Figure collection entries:
* * *
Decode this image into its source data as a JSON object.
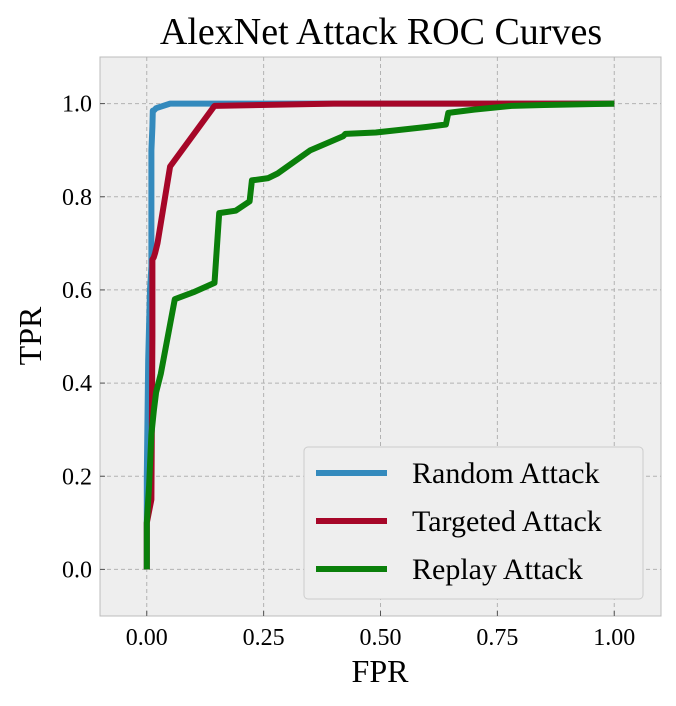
{
  "chart_data": {
    "type": "line",
    "title": "AlexNet Attack ROC Curves",
    "xlabel": "FPR",
    "ylabel": "TPR",
    "xlim": [
      -0.1,
      1.1
    ],
    "ylim": [
      -0.1,
      1.1
    ],
    "xticks": [
      0.0,
      0.25,
      0.5,
      0.75,
      1.0
    ],
    "xtick_labels": [
      "0.00",
      "0.25",
      "0.50",
      "0.75",
      "1.00"
    ],
    "yticks": [
      0.0,
      0.2,
      0.4,
      0.6,
      0.8,
      1.0
    ],
    "ytick_labels": [
      "0.0",
      "0.2",
      "0.4",
      "0.6",
      "0.8",
      "1.0"
    ],
    "grid": true,
    "legend_position": "lower-right",
    "series": [
      {
        "name": "Random Attack",
        "color": "#348abd",
        "x": [
          0.0,
          0.0,
          0.003,
          0.007,
          0.01,
          0.01,
          0.012,
          0.013,
          0.015,
          0.02,
          0.05,
          0.15,
          0.4,
          1.0
        ],
        "y": [
          0.0,
          0.2,
          0.45,
          0.6,
          0.65,
          0.9,
          0.95,
          0.985,
          0.985,
          0.99,
          1.0,
          1.0,
          1.0,
          1.0
        ]
      },
      {
        "name": "Targeted Attack",
        "color": "#a60628",
        "x": [
          0.0,
          0.0,
          0.01,
          0.012,
          0.012,
          0.015,
          0.018,
          0.023,
          0.05,
          0.145,
          0.4,
          1.0
        ],
        "y": [
          0.0,
          0.1,
          0.15,
          0.5,
          0.665,
          0.67,
          0.68,
          0.7,
          0.865,
          0.995,
          1.0,
          1.0
        ]
      },
      {
        "name": "Replay Attack",
        "color": "#0a7f0a",
        "x": [
          0.0,
          0.0,
          0.005,
          0.01,
          0.015,
          0.02,
          0.03,
          0.06,
          0.1,
          0.145,
          0.155,
          0.19,
          0.22,
          0.225,
          0.26,
          0.28,
          0.35,
          0.42,
          0.425,
          0.49,
          0.6,
          0.64,
          0.645,
          0.7,
          0.78,
          0.85,
          1.0
        ],
        "y": [
          0.0,
          0.1,
          0.18,
          0.29,
          0.34,
          0.38,
          0.42,
          0.58,
          0.595,
          0.615,
          0.765,
          0.77,
          0.79,
          0.835,
          0.84,
          0.85,
          0.9,
          0.93,
          0.935,
          0.938,
          0.95,
          0.955,
          0.98,
          0.987,
          0.995,
          0.997,
          1.0
        ]
      }
    ]
  }
}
* * *
**What is expected:** Copy out the data above exactly, except the pictures.

**Answer to this problem:**
Decode this image into its source data as a JSON object.
{
  "chart_data": {
    "type": "line",
    "title": "AlexNet Attack ROC Curves",
    "xlabel": "FPR",
    "ylabel": "TPR",
    "xlim": [
      -0.1,
      1.1
    ],
    "ylim": [
      -0.1,
      1.1
    ],
    "xticks": [
      0.0,
      0.25,
      0.5,
      0.75,
      1.0
    ],
    "xtick_labels": [
      "0.00",
      "0.25",
      "0.50",
      "0.75",
      "1.00"
    ],
    "yticks": [
      0.0,
      0.2,
      0.4,
      0.6,
      0.8,
      1.0
    ],
    "ytick_labels": [
      "0.0",
      "0.2",
      "0.4",
      "0.6",
      "0.8",
      "1.0"
    ],
    "grid": true,
    "legend_position": "lower-right",
    "series": [
      {
        "name": "Random Attack",
        "color": "#348abd",
        "x": [
          0.0,
          0.0,
          0.003,
          0.007,
          0.01,
          0.01,
          0.012,
          0.013,
          0.015,
          0.02,
          0.05,
          0.15,
          0.4,
          1.0
        ],
        "y": [
          0.0,
          0.2,
          0.45,
          0.6,
          0.65,
          0.9,
          0.95,
          0.985,
          0.985,
          0.99,
          1.0,
          1.0,
          1.0,
          1.0
        ]
      },
      {
        "name": "Targeted Attack",
        "color": "#a60628",
        "x": [
          0.0,
          0.0,
          0.01,
          0.012,
          0.012,
          0.015,
          0.018,
          0.023,
          0.05,
          0.145,
          0.4,
          1.0
        ],
        "y": [
          0.0,
          0.1,
          0.15,
          0.5,
          0.665,
          0.67,
          0.68,
          0.7,
          0.865,
          0.995,
          1.0,
          1.0
        ]
      },
      {
        "name": "Replay Attack",
        "color": "#0a7f0a",
        "x": [
          0.0,
          0.0,
          0.005,
          0.01,
          0.015,
          0.02,
          0.03,
          0.06,
          0.1,
          0.145,
          0.155,
          0.19,
          0.22,
          0.225,
          0.26,
          0.28,
          0.35,
          0.42,
          0.425,
          0.49,
          0.6,
          0.64,
          0.645,
          0.7,
          0.78,
          0.85,
          1.0
        ],
        "y": [
          0.0,
          0.1,
          0.18,
          0.29,
          0.34,
          0.38,
          0.42,
          0.58,
          0.595,
          0.615,
          0.765,
          0.77,
          0.79,
          0.835,
          0.84,
          0.85,
          0.9,
          0.93,
          0.935,
          0.938,
          0.95,
          0.955,
          0.98,
          0.987,
          0.995,
          0.997,
          1.0
        ]
      }
    ]
  }
}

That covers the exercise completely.